━━━━━ Excerpt ━━━━━

Part I: Introduction

Background
Problems of language and definitions
Post-mortem examination - the two types
Consent and objection
'Removal' and 'retention'
Periods of time during which human material may need to be retained for the purpose of a post-mortem
Statistical context

  1. This is an Interim Report. It is published in advance of the Inquiry's Final Report so that it can be taken into account by the Chief Medical Officer for England. He is currently undertaking an investigation into organ and tissue retention in England to consider what the issues are and what needs to be done in the longer term. He will be making a final report to Ministers in September following which comprehensive advice will be issued to the NHS. We commend our views to him.

    Background

  2. We concentrate on parents[1] and their children, since they are the central concern of our Inquiry. The terms of reference of this Inquiry require us to consider the paediatric cardiac service provided at the Bristol Royal Infirmary[2] from 1984-1995. Where a child died after surgery, the treatment of the child's body after death, and treatment of the child's parents, clearly fall to be considered as part of our examination of that service. Further, it soon became evident to us that this was an issue of great and grave concern.

━━━━━ Supplied data ━━━━━

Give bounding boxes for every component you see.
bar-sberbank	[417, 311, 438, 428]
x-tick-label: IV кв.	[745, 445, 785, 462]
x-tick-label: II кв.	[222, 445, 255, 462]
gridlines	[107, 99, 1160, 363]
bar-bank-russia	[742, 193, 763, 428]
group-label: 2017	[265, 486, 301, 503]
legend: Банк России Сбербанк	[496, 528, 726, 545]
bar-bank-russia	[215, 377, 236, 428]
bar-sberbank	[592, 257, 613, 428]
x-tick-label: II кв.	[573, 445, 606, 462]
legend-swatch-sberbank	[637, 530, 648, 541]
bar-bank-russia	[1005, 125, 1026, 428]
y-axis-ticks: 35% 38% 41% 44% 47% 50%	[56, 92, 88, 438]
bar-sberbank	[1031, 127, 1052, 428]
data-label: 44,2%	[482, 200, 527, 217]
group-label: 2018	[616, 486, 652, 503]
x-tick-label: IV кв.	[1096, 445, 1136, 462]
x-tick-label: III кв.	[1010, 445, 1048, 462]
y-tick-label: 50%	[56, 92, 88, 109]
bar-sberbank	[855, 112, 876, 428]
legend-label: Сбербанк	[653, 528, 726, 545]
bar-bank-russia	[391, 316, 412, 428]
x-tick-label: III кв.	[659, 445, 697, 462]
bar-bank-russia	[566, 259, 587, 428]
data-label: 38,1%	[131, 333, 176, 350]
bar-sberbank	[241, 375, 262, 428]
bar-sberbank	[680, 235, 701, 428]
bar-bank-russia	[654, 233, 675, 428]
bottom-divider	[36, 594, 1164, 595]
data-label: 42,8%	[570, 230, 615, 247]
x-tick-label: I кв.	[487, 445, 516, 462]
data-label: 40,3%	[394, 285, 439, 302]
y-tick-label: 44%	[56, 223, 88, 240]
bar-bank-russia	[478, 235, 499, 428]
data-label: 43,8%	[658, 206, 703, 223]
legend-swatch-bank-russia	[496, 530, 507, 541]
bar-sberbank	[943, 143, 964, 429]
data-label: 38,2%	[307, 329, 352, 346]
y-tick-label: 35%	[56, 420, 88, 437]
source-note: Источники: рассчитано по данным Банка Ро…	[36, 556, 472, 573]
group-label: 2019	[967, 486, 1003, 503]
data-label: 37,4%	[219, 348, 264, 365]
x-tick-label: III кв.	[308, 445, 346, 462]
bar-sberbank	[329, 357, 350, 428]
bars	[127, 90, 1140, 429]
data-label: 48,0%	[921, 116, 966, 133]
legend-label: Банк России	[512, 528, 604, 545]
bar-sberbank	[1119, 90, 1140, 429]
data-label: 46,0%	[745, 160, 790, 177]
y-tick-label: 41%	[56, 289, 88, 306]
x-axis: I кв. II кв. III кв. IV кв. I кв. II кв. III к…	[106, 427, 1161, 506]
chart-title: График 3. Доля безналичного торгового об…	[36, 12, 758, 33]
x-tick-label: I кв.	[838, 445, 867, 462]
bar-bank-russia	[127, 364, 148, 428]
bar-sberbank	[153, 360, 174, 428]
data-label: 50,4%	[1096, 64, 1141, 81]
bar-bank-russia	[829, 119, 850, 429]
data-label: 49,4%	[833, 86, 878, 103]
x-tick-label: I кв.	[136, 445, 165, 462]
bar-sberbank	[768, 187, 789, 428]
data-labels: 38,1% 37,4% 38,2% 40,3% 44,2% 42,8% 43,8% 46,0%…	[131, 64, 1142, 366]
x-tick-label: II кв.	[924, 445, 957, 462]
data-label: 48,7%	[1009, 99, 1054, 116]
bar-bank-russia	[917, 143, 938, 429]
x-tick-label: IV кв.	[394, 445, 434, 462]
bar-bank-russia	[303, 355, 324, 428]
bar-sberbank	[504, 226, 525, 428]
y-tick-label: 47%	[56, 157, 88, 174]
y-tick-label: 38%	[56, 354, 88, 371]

━━━━━

-- Task prompt --
Extend the excerpt on organ and tissue retention, starting right after its final sentence. The material has no connection to the excerpt on organ and tissue retention.

-- Result --
  3. The Inquiry took evidence on this issue, both written and oral, from parents of children who had undergone post-mortem examinations following paediatric cardiac surgery at Bristol, from clinicians and other professionals directly involved in that process in Bristol; and from Royal Colleges, the Coroners' Society, the Home Office and the Department of Health in relation to the national framework within which that process took place.[3]
  4. The issue of concern was that, without the realisation of parents, tissue had, over a long period of time, been systematically taken at or after post-mortems on children who had died following paediatric cardiac surgery at Bristol. The tissue had been removed and retained by the pathologists at the UBH/T[4] and used for a variety of purposes, including audit, medical education or research, or had simply been stored.

     

  5. When the practice of tissue retention came to light in Bristol, there was, both in Bristol and elsewhere, an outcry from parents. They sought information about whether tissue had been removed from their children. Once informed, some asked for organs and tissue to be returned for burial. In response, an extensive search was carried out in Bristol to discover what tissue had been removed, and once removed, what had become of it. Parents were notified and, if they wished it, their child's tissue was returned to them. Not surprisingly, given the scale of the exercise and the time period covered, mistakes were made about whether in fact tissue had or had not been removed and retained. Some parents were misinformed, only later to learn the real circumstances.[5] The additional pain and distress is a cause of the greatest concern.
  6. The press and other media gave considerable publicity to the evidence of Professor Anderson[6] in September 1999 in which he described the various collections of tissue which existed around the country. As a consequence, parents whose children had died in hospital (not necessarily as a consequence of paediatric cardiac surgery), sought information from the hospitals named by Professor Anderson.[7]
  7. In late 1999, the Secretary of State asked the Chief Medical Officer of England to prepare an inventory of centres where tissue was held and of the tissue retained and to review current practice with a view to making recommendations.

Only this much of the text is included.